*Set task:* Pictures stay out of your copy, but everything else in the records below must be repeated exactly.

Figure content listings:
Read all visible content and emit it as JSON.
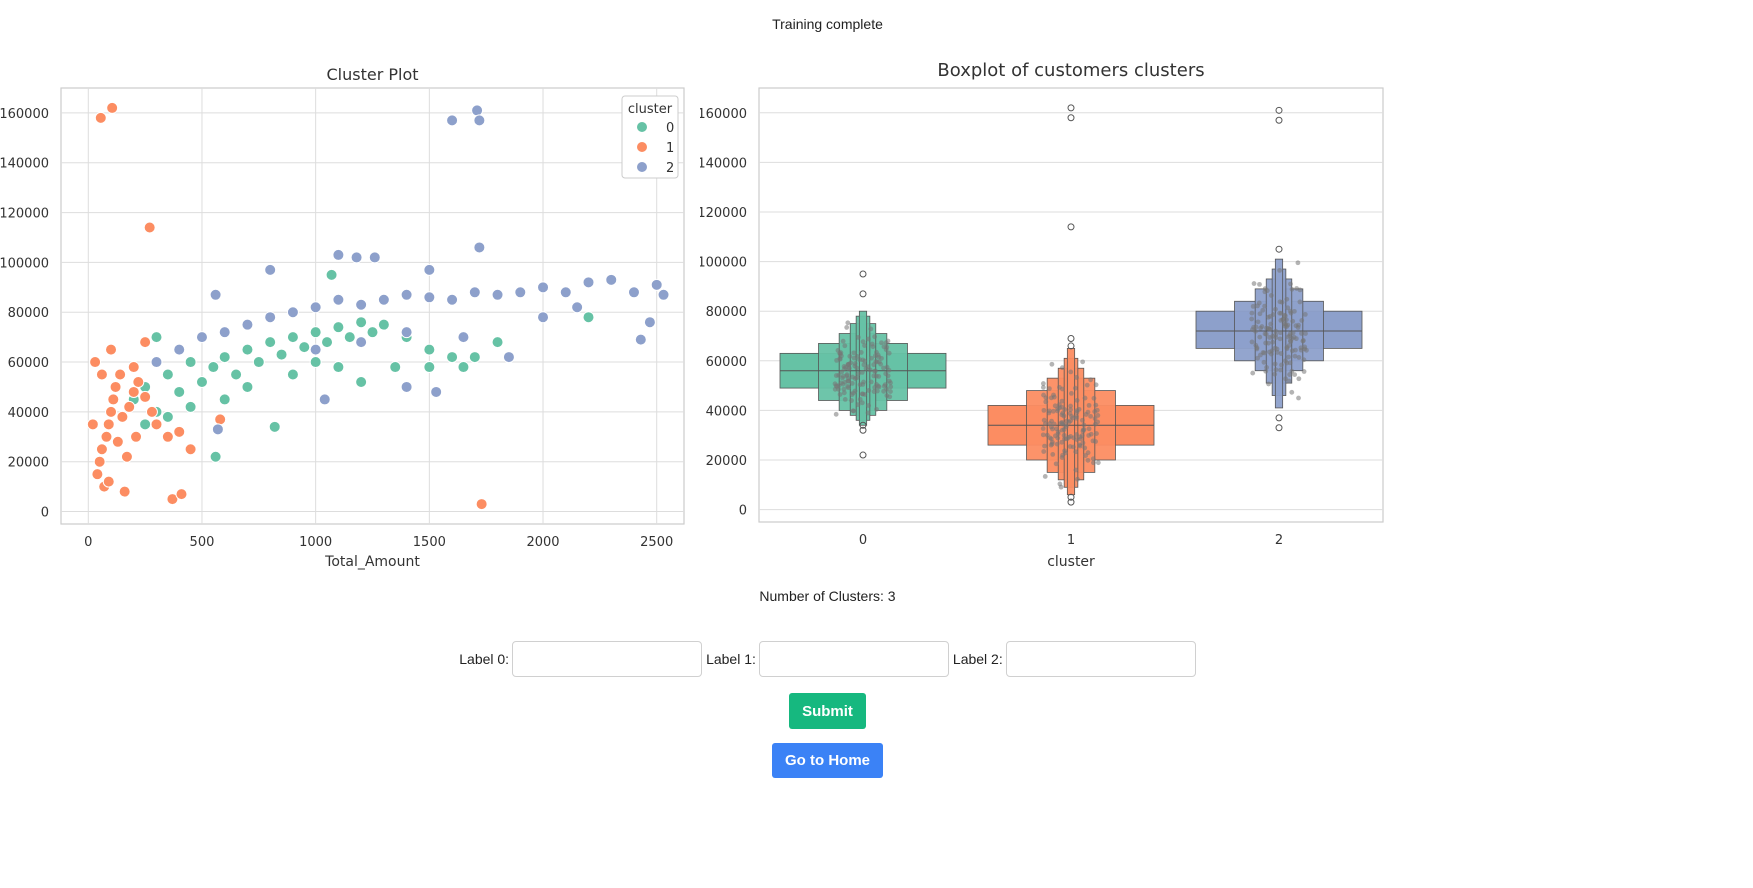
{
  "status_text": "Training complete",
  "clusters_text": "Number of Clusters: 3",
  "labels": [
    {
      "label": "Label 0:",
      "value": "",
      "placeholder": ""
    },
    {
      "label": "Label 1:",
      "value": "",
      "placeholder": ""
    },
    {
      "label": "Label 2:",
      "value": "",
      "placeholder": ""
    }
  ],
  "buttons": {
    "submit": "Submit",
    "home": "Go to Home"
  },
  "colors": {
    "cluster0": "#66c2a5",
    "cluster1": "#fc8d62",
    "cluster2": "#8da0cb",
    "submit": "#16b87f",
    "home": "#3b82f6"
  },
  "chart_data": [
    {
      "type": "scatter",
      "title": "Cluster Plot",
      "xlabel": "Total_Amount",
      "ylabel": "",
      "xlim": [
        -120,
        2620
      ],
      "ylim": [
        -5000,
        170000
      ],
      "xticks": [
        0,
        500,
        1000,
        1500,
        2000,
        2500
      ],
      "yticks": [
        0,
        20000,
        40000,
        60000,
        80000,
        100000,
        120000,
        140000,
        160000
      ],
      "grid": true,
      "legend": {
        "title": "cluster",
        "placement": "top-right",
        "entries": [
          "0",
          "1",
          "2"
        ]
      },
      "series": [
        {
          "name": "0",
          "color": "#66c2a5",
          "points": [
            [
              200,
              45000
            ],
            [
              250,
              50000
            ],
            [
              300,
              40000
            ],
            [
              350,
              55000
            ],
            [
              400,
              48000
            ],
            [
              450,
              60000
            ],
            [
              500,
              52000
            ],
            [
              550,
              58000
            ],
            [
              600,
              62000
            ],
            [
              650,
              55000
            ],
            [
              700,
              65000
            ],
            [
              750,
              60000
            ],
            [
              800,
              68000
            ],
            [
              850,
              63000
            ],
            [
              900,
              70000
            ],
            [
              950,
              66000
            ],
            [
              1000,
              72000
            ],
            [
              1050,
              68000
            ],
            [
              1100,
              74000
            ],
            [
              1150,
              70000
            ],
            [
              1200,
              76000
            ],
            [
              1250,
              72000
            ],
            [
              1300,
              75000
            ],
            [
              1400,
              70000
            ],
            [
              1500,
              65000
            ],
            [
              1600,
              62000
            ],
            [
              1700,
              62000
            ],
            [
              1800,
              68000
            ],
            [
              2200,
              78000
            ],
            [
              560,
              22000
            ],
            [
              820,
              34000
            ],
            [
              1070,
              95000
            ],
            [
              300,
              70000
            ],
            [
              250,
              35000
            ],
            [
              600,
              45000
            ],
            [
              700,
              50000
            ],
            [
              450,
              42000
            ],
            [
              350,
              38000
            ],
            [
              900,
              55000
            ],
            [
              1000,
              60000
            ],
            [
              1100,
              58000
            ],
            [
              1200,
              52000
            ],
            [
              1350,
              58000
            ],
            [
              1500,
              58000
            ],
            [
              1650,
              58000
            ]
          ]
        },
        {
          "name": "1",
          "color": "#fc8d62",
          "points": [
            [
              50,
              20000
            ],
            [
              80,
              30000
            ],
            [
              100,
              40000
            ],
            [
              120,
              50000
            ],
            [
              60,
              25000
            ],
            [
              90,
              35000
            ],
            [
              110,
              45000
            ],
            [
              140,
              55000
            ],
            [
              40,
              15000
            ],
            [
              70,
              10000
            ],
            [
              150,
              38000
            ],
            [
              180,
              42000
            ],
            [
              200,
              48000
            ],
            [
              220,
              52000
            ],
            [
              250,
              46000
            ],
            [
              280,
              40000
            ],
            [
              300,
              35000
            ],
            [
              350,
              30000
            ],
            [
              400,
              32000
            ],
            [
              450,
              25000
            ],
            [
              30,
              60000
            ],
            [
              100,
              65000
            ],
            [
              200,
              58000
            ],
            [
              250,
              68000
            ],
            [
              55,
              158000
            ],
            [
              105,
              162000
            ],
            [
              270,
              114000
            ],
            [
              370,
              5000
            ],
            [
              410,
              7000
            ],
            [
              580,
              37000
            ],
            [
              1730,
              3000
            ],
            [
              160,
              8000
            ],
            [
              60,
              55000
            ],
            [
              130,
              28000
            ],
            [
              170,
              22000
            ],
            [
              90,
              12000
            ],
            [
              20,
              35000
            ],
            [
              210,
              30000
            ]
          ]
        },
        {
          "name": "2",
          "color": "#8da0cb",
          "points": [
            [
              300,
              60000
            ],
            [
              400,
              65000
            ],
            [
              500,
              70000
            ],
            [
              600,
              72000
            ],
            [
              700,
              75000
            ],
            [
              800,
              78000
            ],
            [
              900,
              80000
            ],
            [
              1000,
              82000
            ],
            [
              1100,
              85000
            ],
            [
              1200,
              83000
            ],
            [
              1300,
              85000
            ],
            [
              1400,
              87000
            ],
            [
              1500,
              86000
            ],
            [
              1600,
              85000
            ],
            [
              1700,
              88000
            ],
            [
              1800,
              87000
            ],
            [
              1900,
              88000
            ],
            [
              2000,
              90000
            ],
            [
              2100,
              88000
            ],
            [
              2200,
              92000
            ],
            [
              2300,
              93000
            ],
            [
              2400,
              88000
            ],
            [
              2500,
              91000
            ],
            [
              2530,
              87000
            ],
            [
              2470,
              76000
            ],
            [
              2430,
              69000
            ],
            [
              1600,
              157000
            ],
            [
              1710,
              161000
            ],
            [
              1720,
              157000
            ],
            [
              1720,
              106000
            ],
            [
              1100,
              103000
            ],
            [
              800,
              97000
            ],
            [
              1500,
              97000
            ],
            [
              1000,
              65000
            ],
            [
              1200,
              68000
            ],
            [
              1400,
              72000
            ],
            [
              1650,
              70000
            ],
            [
              1850,
              62000
            ],
            [
              2000,
              78000
            ],
            [
              2150,
              82000
            ],
            [
              570,
              33000
            ],
            [
              1040,
              45000
            ],
            [
              1400,
              50000
            ],
            [
              1530,
              48000
            ],
            [
              1180,
              102000
            ],
            [
              1260,
              102000
            ],
            [
              560,
              87000
            ]
          ]
        }
      ]
    },
    {
      "type": "boxplot",
      "title": "Boxplot of customers clusters",
      "xlabel": "cluster",
      "ylabel": "",
      "categories": [
        "0",
        "1",
        "2"
      ],
      "ylim": [
        -5000,
        170000
      ],
      "yticks": [
        0,
        20000,
        40000,
        60000,
        80000,
        100000,
        120000,
        140000,
        160000
      ],
      "grid": true,
      "boxes": [
        {
          "category": "0",
          "color": "#66c2a5",
          "median": 56000,
          "levels": [
            [
              49000,
              63000
            ],
            [
              44000,
              67000
            ],
            [
              40000,
              71000
            ],
            [
              38000,
              75000
            ],
            [
              36000,
              78000
            ],
            [
              34000,
              80000
            ]
          ],
          "outliers": [
            95000,
            87000,
            22000,
            32000,
            34000
          ]
        },
        {
          "category": "1",
          "color": "#fc8d62",
          "median": 34000,
          "levels": [
            [
              26000,
              42000
            ],
            [
              20000,
              48000
            ],
            [
              15000,
              53000
            ],
            [
              12000,
              57000
            ],
            [
              9000,
              61000
            ],
            [
              6000,
              65000
            ]
          ],
          "outliers": [
            162000,
            158000,
            114000,
            69000,
            66000,
            5000,
            3000
          ]
        },
        {
          "category": "2",
          "color": "#8da0cb",
          "median": 72000,
          "levels": [
            [
              65000,
              80000
            ],
            [
              60000,
              84000
            ],
            [
              56000,
              89000
            ],
            [
              51000,
              93000
            ],
            [
              46000,
              97000
            ],
            [
              41000,
              101000
            ]
          ],
          "outliers": [
            161000,
            157000,
            105000,
            37000,
            33000
          ]
        }
      ]
    }
  ]
}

*Full answer:*
Read all visible content and emit it as JSON.
{
  "status_text": "Training complete",
  "clusters_text": "Number of Clusters: 3",
  "labels": [
    {
      "label": "Label 0:",
      "value": "",
      "placeholder": ""
    },
    {
      "label": "Label 1:",
      "value": "",
      "placeholder": ""
    },
    {
      "label": "Label 2:",
      "value": "",
      "placeholder": ""
    }
  ],
  "buttons": {
    "submit": "Submit",
    "home": "Go to Home"
  },
  "colors": {
    "cluster0": "#66c2a5",
    "cluster1": "#fc8d62",
    "cluster2": "#8da0cb",
    "submit": "#16b87f",
    "home": "#3b82f6"
  },
  "chart_data": [
    {
      "type": "scatter",
      "title": "Cluster Plot",
      "xlabel": "Total_Amount",
      "ylabel": "",
      "xlim": [
        -120,
        2620
      ],
      "ylim": [
        -5000,
        170000
      ],
      "xticks": [
        0,
        500,
        1000,
        1500,
        2000,
        2500
      ],
      "yticks": [
        0,
        20000,
        40000,
        60000,
        80000,
        100000,
        120000,
        140000,
        160000
      ],
      "grid": true,
      "legend": {
        "title": "cluster",
        "placement": "top-right",
        "entries": [
          "0",
          "1",
          "2"
        ]
      },
      "series": [
        {
          "name": "0",
          "color": "#66c2a5",
          "points": [
            [
              200,
              45000
            ],
            [
              250,
              50000
            ],
            [
              300,
              40000
            ],
            [
              350,
              55000
            ],
            [
              400,
              48000
            ],
            [
              450,
              60000
            ],
            [
              500,
              52000
            ],
            [
              550,
              58000
            ],
            [
              600,
              62000
            ],
            [
              650,
              55000
            ],
            [
              700,
              65000
            ],
            [
              750,
              60000
            ],
            [
              800,
              68000
            ],
            [
              850,
              63000
            ],
            [
              900,
              70000
            ],
            [
              950,
              66000
            ],
            [
              1000,
              72000
            ],
            [
              1050,
              68000
            ],
            [
              1100,
              74000
            ],
            [
              1150,
              70000
            ],
            [
              1200,
              76000
            ],
            [
              1250,
              72000
            ],
            [
              1300,
              75000
            ],
            [
              1400,
              70000
            ],
            [
              1500,
              65000
            ],
            [
              1600,
              62000
            ],
            [
              1700,
              62000
            ],
            [
              1800,
              68000
            ],
            [
              2200,
              78000
            ],
            [
              560,
              22000
            ],
            [
              820,
              34000
            ],
            [
              1070,
              95000
            ],
            [
              300,
              70000
            ],
            [
              250,
              35000
            ],
            [
              600,
              45000
            ],
            [
              700,
              50000
            ],
            [
              450,
              42000
            ],
            [
              350,
              38000
            ],
            [
              900,
              55000
            ],
            [
              1000,
              60000
            ],
            [
              1100,
              58000
            ],
            [
              1200,
              52000
            ],
            [
              1350,
              58000
            ],
            [
              1500,
              58000
            ],
            [
              1650,
              58000
            ]
          ]
        },
        {
          "name": "1",
          "color": "#fc8d62",
          "points": [
            [
              50,
              20000
            ],
            [
              80,
              30000
            ],
            [
              100,
              40000
            ],
            [
              120,
              50000
            ],
            [
              60,
              25000
            ],
            [
              90,
              35000
            ],
            [
              110,
              45000
            ],
            [
              140,
              55000
            ],
            [
              40,
              15000
            ],
            [
              70,
              10000
            ],
            [
              150,
              38000
            ],
            [
              180,
              42000
            ],
            [
              200,
              48000
            ],
            [
              220,
              52000
            ],
            [
              250,
              46000
            ],
            [
              280,
              40000
            ],
            [
              300,
              35000
            ],
            [
              350,
              30000
            ],
            [
              400,
              32000
            ],
            [
              450,
              25000
            ],
            [
              30,
              60000
            ],
            [
              100,
              65000
            ],
            [
              200,
              58000
            ],
            [
              250,
              68000
            ],
            [
              55,
              158000
            ],
            [
              105,
              162000
            ],
            [
              270,
              114000
            ],
            [
              370,
              5000
            ],
            [
              410,
              7000
            ],
            [
              580,
              37000
            ],
            [
              1730,
              3000
            ],
            [
              160,
              8000
            ],
            [
              60,
              55000
            ],
            [
              130,
              28000
            ],
            [
              170,
              22000
            ],
            [
              90,
              12000
            ],
            [
              20,
              35000
            ],
            [
              210,
              30000
            ]
          ]
        },
        {
          "name": "2",
          "color": "#8da0cb",
          "points": [
            [
              300,
              60000
            ],
            [
              400,
              65000
            ],
            [
              500,
              70000
            ],
            [
              600,
              72000
            ],
            [
              700,
              75000
            ],
            [
              800,
              78000
            ],
            [
              900,
              80000
            ],
            [
              1000,
              82000
            ],
            [
              1100,
              85000
            ],
            [
              1200,
              83000
            ],
            [
              1300,
              85000
            ],
            [
              1400,
              87000
            ],
            [
              1500,
              86000
            ],
            [
              1600,
              85000
            ],
            [
              1700,
              88000
            ],
            [
              1800,
              87000
            ],
            [
              1900,
              88000
            ],
            [
              2000,
              90000
            ],
            [
              2100,
              88000
            ],
            [
              2200,
              92000
            ],
            [
              2300,
              93000
            ],
            [
              2400,
              88000
            ],
            [
              2500,
              91000
            ],
            [
              2530,
              87000
            ],
            [
              2470,
              76000
            ],
            [
              2430,
              69000
            ],
            [
              1600,
              157000
            ],
            [
              1710,
              161000
            ],
            [
              1720,
              157000
            ],
            [
              1720,
              106000
            ],
            [
              1100,
              103000
            ],
            [
              800,
              97000
            ],
            [
              1500,
              97000
            ],
            [
              1000,
              65000
            ],
            [
              1200,
              68000
            ],
            [
              1400,
              72000
            ],
            [
              1650,
              70000
            ],
            [
              1850,
              62000
            ],
            [
              2000,
              78000
            ],
            [
              2150,
              82000
            ],
            [
              570,
              33000
            ],
            [
              1040,
              45000
            ],
            [
              1400,
              50000
            ],
            [
              1530,
              48000
            ],
            [
              1180,
              102000
            ],
            [
              1260,
              102000
            ],
            [
              560,
              87000
            ]
          ]
        }
      ]
    },
    {
      "type": "boxplot",
      "title": "Boxplot of customers clusters",
      "xlabel": "cluster",
      "ylabel": "",
      "categories": [
        "0",
        "1",
        "2"
      ],
      "ylim": [
        -5000,
        170000
      ],
      "yticks": [
        0,
        20000,
        40000,
        60000,
        80000,
        100000,
        120000,
        140000,
        160000
      ],
      "grid": true,
      "boxes": [
        {
          "category": "0",
          "color": "#66c2a5",
          "median": 56000,
          "levels": [
            [
              49000,
              63000
            ],
            [
              44000,
              67000
            ],
            [
              40000,
              71000
            ],
            [
              38000,
              75000
            ],
            [
              36000,
              78000
            ],
            [
              34000,
              80000
            ]
          ],
          "outliers": [
            95000,
            87000,
            22000,
            32000,
            34000
          ]
        },
        {
          "category": "1",
          "color": "#fc8d62",
          "median": 34000,
          "levels": [
            [
              26000,
              42000
            ],
            [
              20000,
              48000
            ],
            [
              15000,
              53000
            ],
            [
              12000,
              57000
            ],
            [
              9000,
              61000
            ],
            [
              6000,
              65000
            ]
          ],
          "outliers": [
            162000,
            158000,
            114000,
            69000,
            66000,
            5000,
            3000
          ]
        },
        {
          "category": "2",
          "color": "#8da0cb",
          "median": 72000,
          "levels": [
            [
              65000,
              80000
            ],
            [
              60000,
              84000
            ],
            [
              56000,
              89000
            ],
            [
              51000,
              93000
            ],
            [
              46000,
              97000
            ],
            [
              41000,
              101000
            ]
          ],
          "outliers": [
            161000,
            157000,
            105000,
            37000,
            33000
          ]
        }
      ]
    }
  ]
}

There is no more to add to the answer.